The request -> Give the records back in full, exactly as they read.

Material for the task ->
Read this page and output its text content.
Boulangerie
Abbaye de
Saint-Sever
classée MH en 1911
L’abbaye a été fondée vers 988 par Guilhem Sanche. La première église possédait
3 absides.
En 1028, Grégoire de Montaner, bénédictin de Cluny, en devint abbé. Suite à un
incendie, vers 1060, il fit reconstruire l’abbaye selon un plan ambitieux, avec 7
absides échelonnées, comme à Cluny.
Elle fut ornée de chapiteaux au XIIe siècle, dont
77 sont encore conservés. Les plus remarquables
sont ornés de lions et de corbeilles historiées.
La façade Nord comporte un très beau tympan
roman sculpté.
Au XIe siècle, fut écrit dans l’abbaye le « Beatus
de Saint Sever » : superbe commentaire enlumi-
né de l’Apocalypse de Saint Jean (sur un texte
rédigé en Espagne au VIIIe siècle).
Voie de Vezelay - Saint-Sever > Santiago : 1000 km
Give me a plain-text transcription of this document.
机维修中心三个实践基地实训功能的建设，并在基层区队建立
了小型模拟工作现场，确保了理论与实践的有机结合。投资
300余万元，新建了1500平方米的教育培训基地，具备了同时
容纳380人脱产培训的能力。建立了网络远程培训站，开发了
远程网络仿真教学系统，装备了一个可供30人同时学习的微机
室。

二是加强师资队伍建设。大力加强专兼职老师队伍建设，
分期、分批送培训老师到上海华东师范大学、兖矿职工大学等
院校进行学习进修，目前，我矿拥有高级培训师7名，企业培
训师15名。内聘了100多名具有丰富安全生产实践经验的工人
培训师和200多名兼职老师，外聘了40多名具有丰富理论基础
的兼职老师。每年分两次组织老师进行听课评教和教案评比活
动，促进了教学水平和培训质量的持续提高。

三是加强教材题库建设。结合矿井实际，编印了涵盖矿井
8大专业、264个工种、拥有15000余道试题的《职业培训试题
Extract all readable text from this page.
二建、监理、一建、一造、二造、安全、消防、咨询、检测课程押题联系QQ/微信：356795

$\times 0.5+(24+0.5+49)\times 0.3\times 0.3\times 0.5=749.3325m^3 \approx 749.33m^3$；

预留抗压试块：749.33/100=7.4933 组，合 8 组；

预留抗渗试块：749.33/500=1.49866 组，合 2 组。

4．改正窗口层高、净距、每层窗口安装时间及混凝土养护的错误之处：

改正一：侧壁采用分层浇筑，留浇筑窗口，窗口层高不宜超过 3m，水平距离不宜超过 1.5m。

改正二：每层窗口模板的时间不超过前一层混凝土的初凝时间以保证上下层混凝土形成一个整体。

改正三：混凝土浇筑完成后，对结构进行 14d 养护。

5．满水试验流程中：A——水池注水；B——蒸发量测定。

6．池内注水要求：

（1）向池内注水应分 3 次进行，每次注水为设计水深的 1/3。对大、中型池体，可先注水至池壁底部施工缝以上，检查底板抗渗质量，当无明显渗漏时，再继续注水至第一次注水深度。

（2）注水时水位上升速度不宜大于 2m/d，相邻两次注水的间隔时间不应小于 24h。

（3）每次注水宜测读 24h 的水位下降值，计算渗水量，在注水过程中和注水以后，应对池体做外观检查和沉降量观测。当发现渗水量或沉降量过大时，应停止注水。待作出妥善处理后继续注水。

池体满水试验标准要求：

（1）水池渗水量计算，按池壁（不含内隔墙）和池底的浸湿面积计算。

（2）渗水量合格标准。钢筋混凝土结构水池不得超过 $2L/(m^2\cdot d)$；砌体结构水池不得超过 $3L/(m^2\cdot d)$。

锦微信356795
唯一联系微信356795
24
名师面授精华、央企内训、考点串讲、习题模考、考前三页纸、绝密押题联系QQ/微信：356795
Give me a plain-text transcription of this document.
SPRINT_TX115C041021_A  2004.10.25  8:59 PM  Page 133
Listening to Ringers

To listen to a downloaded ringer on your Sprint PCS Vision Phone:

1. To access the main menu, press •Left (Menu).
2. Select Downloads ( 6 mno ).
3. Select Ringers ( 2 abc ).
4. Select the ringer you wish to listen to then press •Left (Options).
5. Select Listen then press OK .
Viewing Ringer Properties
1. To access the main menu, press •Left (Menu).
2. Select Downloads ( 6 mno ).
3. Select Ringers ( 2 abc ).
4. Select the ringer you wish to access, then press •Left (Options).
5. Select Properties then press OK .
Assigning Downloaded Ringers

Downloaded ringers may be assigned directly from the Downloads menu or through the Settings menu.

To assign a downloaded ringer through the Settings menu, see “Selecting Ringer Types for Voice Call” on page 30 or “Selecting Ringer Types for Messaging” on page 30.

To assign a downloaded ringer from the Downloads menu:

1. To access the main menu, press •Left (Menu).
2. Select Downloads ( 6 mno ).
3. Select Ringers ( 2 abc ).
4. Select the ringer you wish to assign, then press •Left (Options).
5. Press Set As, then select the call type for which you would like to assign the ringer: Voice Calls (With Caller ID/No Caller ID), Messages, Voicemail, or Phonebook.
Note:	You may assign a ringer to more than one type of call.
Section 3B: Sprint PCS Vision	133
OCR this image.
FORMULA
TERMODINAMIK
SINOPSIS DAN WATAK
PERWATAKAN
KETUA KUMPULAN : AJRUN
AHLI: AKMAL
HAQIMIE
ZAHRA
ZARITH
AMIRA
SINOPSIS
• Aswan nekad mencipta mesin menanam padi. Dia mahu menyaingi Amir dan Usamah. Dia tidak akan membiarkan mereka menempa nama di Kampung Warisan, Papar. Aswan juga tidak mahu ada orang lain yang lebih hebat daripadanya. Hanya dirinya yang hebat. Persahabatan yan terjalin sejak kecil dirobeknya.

Result of the exercise ->
Read this page and output its text content.
Boulangerie
Abbaye de
Saint-Sever
classée MH en 1911
L’abbaye a été fondée vers 988 par Guilhem Sanche. La première église possédait
3 absides.
En 1028, Grégoire de Montaner, bénédictin de Cluny, en devint abbé. Suite à un
incendie, vers 1060, il fit reconstruire l’abbaye selon un plan ambitieux, avec 7
absides échelonnées, comme à Cluny.
Elle fut ornée de chapiteaux au XIIe siècle, dont
77 sont encore conservés. Les plus remarquables
sont ornés de lions et de corbeilles historiées.
La façade Nord comporte un très beau tympan
roman sculpté.
Au XIe siècle, fut écrit dans l’abbaye le « Beatus
de Saint Sever » : superbe commentaire enlumi-
né de l’Apocalypse de Saint Jean (sur un texte
rédigé en Espagne au VIIIe siècle).
Voie de Vezelay - Saint-Sever > Santiago : 1000 km
Give me a plain-text transcription of this document.
机维修中心三个实践基地实训功能的建设，并在基层区队建立
了小型模拟工作现场，确保了理论与实践的有机结合。投资
300余万元，新建了1500平方米的教育培训基地，具备了同时
容纳380人脱产培训的能力。建立了网络远程培训站，开发了
远程网络仿真教学系统，装备了一个可供30人同时学习的微机
室。

二是加强师资队伍建设。大力加强专兼职老师队伍建设，
分期、分批送培训老师到上海华东师范大学、兖矿职工大学等
院校进行学习进修，目前，我矿拥有高级培训师7名，企业培
训师15名。内聘了100多名具有丰富安全生产实践经验的工人
培训师和200多名兼职老师，外聘了40多名具有丰富理论基础
的兼职老师。每年分两次组织老师进行听课评教和教案评比活
动，促进了教学水平和培训质量的持续提高。

三是加强教材题库建设。结合矿井实际，编印了涵盖矿井
8大专业、264个工种、拥有15000余道试题的《职业培训试题
Extract all readable text from this page.
二建、监理、一建、一造、二造、安全、消防、咨询、检测课程押题联系QQ/微信：356795

$\times 0.5+(24+0.5+49)\times 0.3\times 0.3\times 0.5=749.3325m^3 \approx 749.33m^3$；

预留抗压试块：749.33/100=7.4933 组，合 8 组；

预留抗渗试块：749.33/500=1.49866 组，合 2 组。

4．改正窗口层高、净距、每层窗口安装时间及混凝土养护的错误之处：

改正一：侧壁采用分层浇筑，留浇筑窗口，窗口层高不宜超过 3m，水平距离不宜超过 1.5m。

改正二：每层窗口模板的时间不超过前一层混凝土的初凝时间以保证上下层混凝土形成一个整体。

改正三：混凝土浇筑完成后，对结构进行 14d 养护。

5．满水试验流程中：A——水池注水；B——蒸发量测定。

6．池内注水要求：

（1）向池内注水应分 3 次进行，每次注水为设计水深的 1/3。对大、中型池体，可先注水至池壁底部施工缝以上，检查底板抗渗质量，当无明显渗漏时，再继续注水至第一次注水深度。

（2）注水时水位上升速度不宜大于 2m/d，相邻两次注水的间隔时间不应小于 24h。

（3）每次注水宜测读 24h 的水位下降值，计算渗水量，在注水过程中和注水以后，应对池体做外观检查和沉降量观测。当发现渗水量或沉降量过大时，应停止注水。待作出妥善处理后继续注水。

池体满水试验标准要求：

（1）水池渗水量计算，按池壁（不含内隔墙）和池底的浸湿面积计算。

（2）渗水量合格标准。钢筋混凝土结构水池不得超过 $2L/(m^2\cdot d)$；砌体结构水池不得超过 $3L/(m^2\cdot d)$。

锦微信356795
唯一联系微信356795
24
名师面授精华、央企内训、考点串讲、习题模考、考前三页纸、绝密押题联系QQ/微信：356795
Give me a plain-text transcription of this document.
SPRINT_TX115C041021_A  2004.10.25  8:59 PM  Page 133
Listening to Ringers

To listen to a downloaded ringer on your Sprint PCS Vision Phone:

1. To access the main menu, press •Left (Menu).
2. Select Downloads ( 6 mno ).
3. Select Ringers ( 2 abc ).
4. Select the ringer you wish to listen to then press •Left (Options).
5. Select Listen then press OK .
Viewing Ringer Properties
1. To access the main menu, press •Left (Menu).
2. Select Downloads ( 6 mno ).
3. Select Ringers ( 2 abc ).
4. Select the ringer you wish to access, then press •Left (Options).
5. Select Properties then press OK .
Assigning Downloaded Ringers

Downloaded ringers may be assigned directly from the Downloads menu or through the Settings menu.

To assign a downloaded ringer through the Settings menu, see “Selecting Ringer Types for Voice Call” on page 30 or “Selecting Ringer Types for Messaging” on page 30.

To assign a downloaded ringer from the Downloads menu:

1. To access the main menu, press •Left (Menu).
2. Select Downloads ( 6 mno ).
3. Select Ringers ( 2 abc ).
4. Select the ringer you wish to assign, then press •Left (Options).
5. Press Set As, then select the call type for which you would like to assign the ringer: Voice Calls (With Caller ID/No Caller ID), Messages, Voicemail, or Phonebook.
Note:	You may assign a ringer to more than one type of call.
Section 3B: Sprint PCS Vision	133
OCR this image.
FORMULA
TERMODINAMIK
SINOPSIS DAN WATAK
PERWATAKAN
KETUA KUMPULAN : AJRUN
AHLI: AKMAL
HAQIMIE
ZAHRA
ZARITH
AMIRA
SINOPSIS
• Aswan nekad mencipta mesin menanam padi. Dia mahu menyaingi Amir dan Usamah. Dia tidak akan membiarkan mereka menempa nama di Kampung Warisan, Papar. Aswan juga tidak mahu ada orang lain yang lebih hebat daripadanya. Hanya dirinya yang hebat. Persahabatan yan terjalin sejak kecil dirobeknya.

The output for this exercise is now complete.